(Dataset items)

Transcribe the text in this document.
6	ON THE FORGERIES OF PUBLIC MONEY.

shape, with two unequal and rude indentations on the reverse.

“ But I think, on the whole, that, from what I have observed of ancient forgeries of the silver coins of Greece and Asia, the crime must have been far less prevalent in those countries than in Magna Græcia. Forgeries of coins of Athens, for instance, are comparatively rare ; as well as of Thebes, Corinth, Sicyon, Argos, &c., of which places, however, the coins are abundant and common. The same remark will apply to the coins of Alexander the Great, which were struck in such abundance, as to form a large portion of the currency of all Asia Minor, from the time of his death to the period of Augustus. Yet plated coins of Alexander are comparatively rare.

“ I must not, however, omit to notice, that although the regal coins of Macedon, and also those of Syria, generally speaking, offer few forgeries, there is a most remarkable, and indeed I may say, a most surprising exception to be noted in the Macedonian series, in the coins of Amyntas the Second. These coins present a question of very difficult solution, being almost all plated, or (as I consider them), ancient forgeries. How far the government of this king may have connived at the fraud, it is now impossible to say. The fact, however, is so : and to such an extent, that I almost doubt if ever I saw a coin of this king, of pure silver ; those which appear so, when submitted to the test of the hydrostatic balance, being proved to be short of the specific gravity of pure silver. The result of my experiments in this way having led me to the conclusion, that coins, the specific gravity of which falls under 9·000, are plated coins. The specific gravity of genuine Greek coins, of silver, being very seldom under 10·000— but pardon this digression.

**Goal of the exercise:** Each record above should be returned exactly as it appears.

**Final result:**
Transcribe the text in this document.
6	ON THE FORGERIES OF PUBLIC MONEY.

shape, with two unequal and rude indentations on the reverse.

“ But I think, on the whole, that, from what I have observed of ancient forgeries of the silver coins of Greece and Asia, the crime must have been far less prevalent in those countries than in Magna Græcia. Forgeries of coins of Athens, for instance, are comparatively rare ; as well as of Thebes, Corinth, Sicyon, Argos, &c., of which places, however, the coins are abundant and common. The same remark will apply to the coins of Alexander the Great, which were struck in such abundance, as to form a large portion of the currency of all Asia Minor, from the time of his death to the period of Augustus. Yet plated coins of Alexander are comparatively rare.

“ I must not, however, omit to notice, that although the regal coins of Macedon, and also those of Syria, generally speaking, offer few forgeries, there is a most remarkable, and indeed I may say, a most surprising exception to be noted in the Macedonian series, in the coins of Amyntas the Second. These coins present a question of very difficult solution, being almost all plated, or (as I consider them), ancient forgeries. How far the government of this king may have connived at the fraud, it is now impossible to say. The fact, however, is so : and to such an extent, that I almost doubt if ever I saw a coin of this king, of pure silver ; those which appear so, when submitted to the test of the hydrostatic balance, being proved to be short of the specific gravity of pure silver. The result of my experiments in this way having led me to the conclusion, that coins, the specific gravity of which falls under 9·000, are plated coins. The specific gravity of genuine Greek coins, of silver, being very seldom under 10·000— but pardon this digression.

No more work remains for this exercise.